◆ **Provided material**:
______

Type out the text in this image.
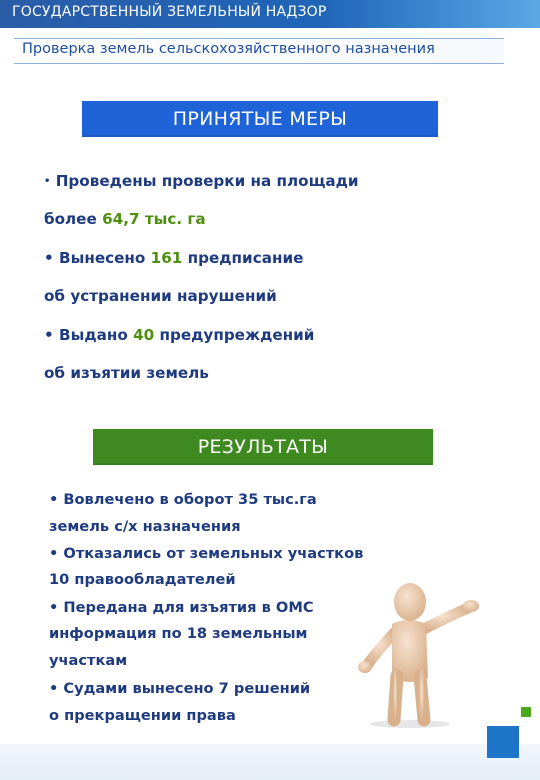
ГОСУДАРСТВЕННЫЙ ЗЕМЕЛЬНЫЙ НАДЗОР
Проверка земель сельскохозяйственного назначения
ПРИНЯТЫЕ МЕРЫ
• Проведены проверки на площади
более 64,7 тыс. га
• Вынесено 161 предписание
об устранении нарушений
• Выдано 40 предупреждений
об изъятии земель
РЕЗУЛЬТАТЫ
• Вовлечено в оборот 35 тыс.га
земель с/х назначения
• Отказались от земельных участков
10 правообладателей
• Передана для изъятия в ОМС
информация по 18 земельным
участкам
• Судами вынесено 7 решений
о прекращении права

______

Pictures appear in the records above. Output everything except them, exactly.

◆ **Response for this exercise**:
Type out the text in this image.
ГОСУДАРСТВЕННЫЙ ЗЕМЕЛЬНЫЙ НАДЗОР
Проверка земель сельскохозяйственного назначения
ПРИНЯТЫЕ МЕРЫ
• Проведены проверки на площади
более 64,7 тыс. га
• Вынесено 161 предписание
об устранении нарушений
• Выдано 40 предупреждений
об изъятии земель
РЕЗУЛЬТАТЫ
• Вовлечено в оборот 35 тыс.га
земель с/х назначения
• Отказались от земельных участков
10 правообладателей
• Передана для изъятия в ОМС
информация по 18 земельным
участкам
• Судами вынесено 7 решений
о прекращении права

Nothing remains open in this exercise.